Visit Films News

27 January 2011 // IN Our Filmmakers

Screen Daily interview with Clay Jeter

25 January, 2011 | By Jeremy Kay

Tennessee-born Clay Jeter talks to Jeremy Kay about his feature directorial debut Jess + Moss, which screens in Sundance's New Frontier section this week.

Through a series of vignettes that chronicle lazy summer days Jeter paints an idiosyncratic portrait of childhood as 18-year-old Jess and her second cousin Moss, 12, idle away the days talking, playing and discovering. The film has already won admirers for its evocative, languid pacing and dreamy West Kentucky milieu.

Kevin Iwashina of Preferred Content represents North American rights and Visit Films is handling international sales.

The story is so intimate and heartfelt – is it pure autobiography?

'The idea for the movie came from a combination of things. The primary location is my great-grandfather's tobacco farm in West Kentucky. He'd grown up there with his brother and my mum and her younger cousin spent time there, as did my older sister, so a lot of this is drawn from personal experience.'

It started out as two short films, so tell us how you fused them into one overarching feature?

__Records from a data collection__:
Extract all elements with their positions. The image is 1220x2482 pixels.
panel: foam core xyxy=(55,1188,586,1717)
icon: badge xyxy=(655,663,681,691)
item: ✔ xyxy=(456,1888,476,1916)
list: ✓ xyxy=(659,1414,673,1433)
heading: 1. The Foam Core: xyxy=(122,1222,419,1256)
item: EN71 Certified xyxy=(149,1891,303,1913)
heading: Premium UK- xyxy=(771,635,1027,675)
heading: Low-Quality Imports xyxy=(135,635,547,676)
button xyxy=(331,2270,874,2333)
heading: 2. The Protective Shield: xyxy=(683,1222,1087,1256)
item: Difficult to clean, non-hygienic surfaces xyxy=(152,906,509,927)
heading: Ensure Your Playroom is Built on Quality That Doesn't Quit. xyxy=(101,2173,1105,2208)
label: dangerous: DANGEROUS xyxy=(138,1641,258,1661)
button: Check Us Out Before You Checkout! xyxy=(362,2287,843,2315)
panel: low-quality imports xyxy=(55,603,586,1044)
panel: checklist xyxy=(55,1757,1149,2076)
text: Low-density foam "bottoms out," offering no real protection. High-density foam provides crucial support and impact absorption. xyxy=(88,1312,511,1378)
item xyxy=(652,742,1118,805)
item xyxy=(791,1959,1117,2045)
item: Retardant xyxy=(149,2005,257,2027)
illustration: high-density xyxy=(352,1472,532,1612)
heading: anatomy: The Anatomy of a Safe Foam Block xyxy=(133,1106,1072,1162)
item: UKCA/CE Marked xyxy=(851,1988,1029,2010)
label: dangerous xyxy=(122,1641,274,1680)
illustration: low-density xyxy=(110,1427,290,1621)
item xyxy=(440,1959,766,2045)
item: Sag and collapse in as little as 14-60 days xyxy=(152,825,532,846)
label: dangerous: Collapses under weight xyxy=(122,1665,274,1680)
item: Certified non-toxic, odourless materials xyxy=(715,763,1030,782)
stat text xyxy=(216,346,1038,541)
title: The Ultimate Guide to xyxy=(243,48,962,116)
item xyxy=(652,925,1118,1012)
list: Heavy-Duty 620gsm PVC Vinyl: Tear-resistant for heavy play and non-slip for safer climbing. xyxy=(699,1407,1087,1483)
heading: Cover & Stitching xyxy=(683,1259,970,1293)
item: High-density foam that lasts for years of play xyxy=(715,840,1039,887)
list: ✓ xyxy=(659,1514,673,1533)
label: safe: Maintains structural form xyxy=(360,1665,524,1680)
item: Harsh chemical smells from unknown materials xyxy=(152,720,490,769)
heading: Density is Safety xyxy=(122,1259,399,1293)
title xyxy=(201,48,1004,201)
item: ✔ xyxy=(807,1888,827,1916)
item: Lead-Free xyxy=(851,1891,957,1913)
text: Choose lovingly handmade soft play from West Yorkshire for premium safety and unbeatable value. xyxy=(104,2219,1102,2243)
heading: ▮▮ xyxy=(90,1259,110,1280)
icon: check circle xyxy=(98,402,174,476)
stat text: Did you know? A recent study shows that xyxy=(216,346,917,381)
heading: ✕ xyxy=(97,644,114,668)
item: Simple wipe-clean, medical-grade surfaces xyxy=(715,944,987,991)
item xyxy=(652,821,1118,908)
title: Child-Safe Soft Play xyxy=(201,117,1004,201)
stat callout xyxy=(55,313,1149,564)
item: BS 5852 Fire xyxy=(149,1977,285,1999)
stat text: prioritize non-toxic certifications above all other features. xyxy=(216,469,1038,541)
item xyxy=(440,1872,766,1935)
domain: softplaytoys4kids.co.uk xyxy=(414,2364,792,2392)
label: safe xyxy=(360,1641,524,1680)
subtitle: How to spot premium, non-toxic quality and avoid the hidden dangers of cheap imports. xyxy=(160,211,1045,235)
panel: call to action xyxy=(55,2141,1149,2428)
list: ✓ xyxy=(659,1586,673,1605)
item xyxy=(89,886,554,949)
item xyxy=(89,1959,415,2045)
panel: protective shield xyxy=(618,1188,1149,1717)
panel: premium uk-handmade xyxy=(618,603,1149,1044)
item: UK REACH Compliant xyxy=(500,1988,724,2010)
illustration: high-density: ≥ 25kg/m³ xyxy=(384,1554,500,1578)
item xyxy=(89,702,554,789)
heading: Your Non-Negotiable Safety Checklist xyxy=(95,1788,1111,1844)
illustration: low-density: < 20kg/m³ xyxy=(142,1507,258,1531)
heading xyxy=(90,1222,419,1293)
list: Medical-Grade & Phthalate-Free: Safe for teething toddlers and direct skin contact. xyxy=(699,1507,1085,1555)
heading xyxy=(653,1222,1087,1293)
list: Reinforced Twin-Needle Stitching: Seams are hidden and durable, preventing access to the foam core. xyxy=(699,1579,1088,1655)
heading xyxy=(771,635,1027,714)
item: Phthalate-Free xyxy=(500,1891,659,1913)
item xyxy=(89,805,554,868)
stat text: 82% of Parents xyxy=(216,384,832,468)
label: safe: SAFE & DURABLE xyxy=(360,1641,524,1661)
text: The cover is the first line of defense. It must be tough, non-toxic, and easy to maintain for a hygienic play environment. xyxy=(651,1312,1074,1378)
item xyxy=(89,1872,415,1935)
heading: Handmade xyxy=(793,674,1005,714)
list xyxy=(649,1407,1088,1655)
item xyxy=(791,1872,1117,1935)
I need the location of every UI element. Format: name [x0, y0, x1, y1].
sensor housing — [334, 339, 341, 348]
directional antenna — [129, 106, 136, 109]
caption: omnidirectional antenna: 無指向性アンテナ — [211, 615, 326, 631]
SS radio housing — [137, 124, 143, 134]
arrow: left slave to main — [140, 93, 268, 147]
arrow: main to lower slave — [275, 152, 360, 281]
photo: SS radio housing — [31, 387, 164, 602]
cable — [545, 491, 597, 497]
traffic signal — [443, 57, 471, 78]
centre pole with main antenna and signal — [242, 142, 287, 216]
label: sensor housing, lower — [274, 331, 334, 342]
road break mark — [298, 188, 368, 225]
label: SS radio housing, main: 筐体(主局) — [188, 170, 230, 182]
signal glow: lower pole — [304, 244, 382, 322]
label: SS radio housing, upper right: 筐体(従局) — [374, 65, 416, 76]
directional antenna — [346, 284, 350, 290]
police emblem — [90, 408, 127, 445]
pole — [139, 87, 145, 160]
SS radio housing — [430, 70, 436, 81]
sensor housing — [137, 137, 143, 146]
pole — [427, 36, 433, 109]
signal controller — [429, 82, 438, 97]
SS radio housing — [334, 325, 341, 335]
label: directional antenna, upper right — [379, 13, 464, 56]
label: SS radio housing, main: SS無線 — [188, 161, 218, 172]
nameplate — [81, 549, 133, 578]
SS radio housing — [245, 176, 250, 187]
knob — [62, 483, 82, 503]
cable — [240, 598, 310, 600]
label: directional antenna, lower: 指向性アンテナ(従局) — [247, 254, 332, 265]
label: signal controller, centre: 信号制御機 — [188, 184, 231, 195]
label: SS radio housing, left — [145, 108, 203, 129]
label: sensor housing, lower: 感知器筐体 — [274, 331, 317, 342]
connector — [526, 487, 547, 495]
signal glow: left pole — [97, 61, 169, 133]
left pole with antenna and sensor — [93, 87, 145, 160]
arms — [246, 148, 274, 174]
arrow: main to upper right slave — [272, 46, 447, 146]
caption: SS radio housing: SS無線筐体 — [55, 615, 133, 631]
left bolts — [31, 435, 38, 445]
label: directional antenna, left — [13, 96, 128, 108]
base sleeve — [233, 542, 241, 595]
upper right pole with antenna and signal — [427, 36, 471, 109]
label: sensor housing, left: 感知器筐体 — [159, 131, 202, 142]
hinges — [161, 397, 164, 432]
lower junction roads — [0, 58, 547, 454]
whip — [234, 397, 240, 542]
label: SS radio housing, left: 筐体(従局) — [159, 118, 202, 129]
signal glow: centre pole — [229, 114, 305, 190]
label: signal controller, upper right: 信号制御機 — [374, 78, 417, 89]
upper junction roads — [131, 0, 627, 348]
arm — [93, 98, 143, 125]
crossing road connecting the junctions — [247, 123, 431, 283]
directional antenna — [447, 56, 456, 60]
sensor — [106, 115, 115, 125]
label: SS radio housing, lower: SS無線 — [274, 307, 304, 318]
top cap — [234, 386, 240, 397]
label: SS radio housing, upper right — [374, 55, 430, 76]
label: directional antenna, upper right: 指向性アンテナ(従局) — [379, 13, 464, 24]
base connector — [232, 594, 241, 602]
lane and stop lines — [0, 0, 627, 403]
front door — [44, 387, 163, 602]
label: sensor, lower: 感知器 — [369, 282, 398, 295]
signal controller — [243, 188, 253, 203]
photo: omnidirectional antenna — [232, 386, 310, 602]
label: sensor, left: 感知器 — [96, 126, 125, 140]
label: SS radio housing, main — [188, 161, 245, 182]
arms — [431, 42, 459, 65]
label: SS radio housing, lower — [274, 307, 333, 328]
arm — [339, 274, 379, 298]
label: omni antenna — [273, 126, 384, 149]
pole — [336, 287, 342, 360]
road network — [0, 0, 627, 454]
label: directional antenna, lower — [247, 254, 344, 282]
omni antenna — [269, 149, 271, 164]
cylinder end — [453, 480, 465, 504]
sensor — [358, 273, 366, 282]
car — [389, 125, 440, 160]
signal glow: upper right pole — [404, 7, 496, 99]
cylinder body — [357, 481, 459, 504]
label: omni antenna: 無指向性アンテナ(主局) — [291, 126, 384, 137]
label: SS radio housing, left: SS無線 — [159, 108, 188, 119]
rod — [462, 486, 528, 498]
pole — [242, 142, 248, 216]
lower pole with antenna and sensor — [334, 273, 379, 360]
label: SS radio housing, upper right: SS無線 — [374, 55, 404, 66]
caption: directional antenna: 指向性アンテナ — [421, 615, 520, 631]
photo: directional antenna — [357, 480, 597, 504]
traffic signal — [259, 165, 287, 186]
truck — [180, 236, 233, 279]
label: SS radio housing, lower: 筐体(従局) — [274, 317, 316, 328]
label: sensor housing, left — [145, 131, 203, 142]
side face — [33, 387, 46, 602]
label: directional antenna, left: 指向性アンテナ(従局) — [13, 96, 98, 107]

__Tasks to complete__:
[a] Translate this sentence from the Clay Jeter interview into Spanish: "Kevin Iwashina of Preferred Content represents North American rights and Visit Films is handling international sales."
[b] Summarize the Clay Jeter interview in two sentences.

__Answers to the tasks__:
[a] Kevin Iwashina, de Preferred Content, representa los derechos para Norteamérica y Visit Films se encarga de las ventas internacionales.

[b] Tennessee-born Clay Jeter spoke with Jeremy Kay about his feature directorial debut, Jess + Moss, which screens in Sundance's New Frontier section and follows 18-year-old Jess and her 12-year-old second cousin Moss through lazy summer days in West Kentucky. Jeter said the film's primary location is his great-grandfather's tobacco farm and that much of the story draws on his family's personal experience.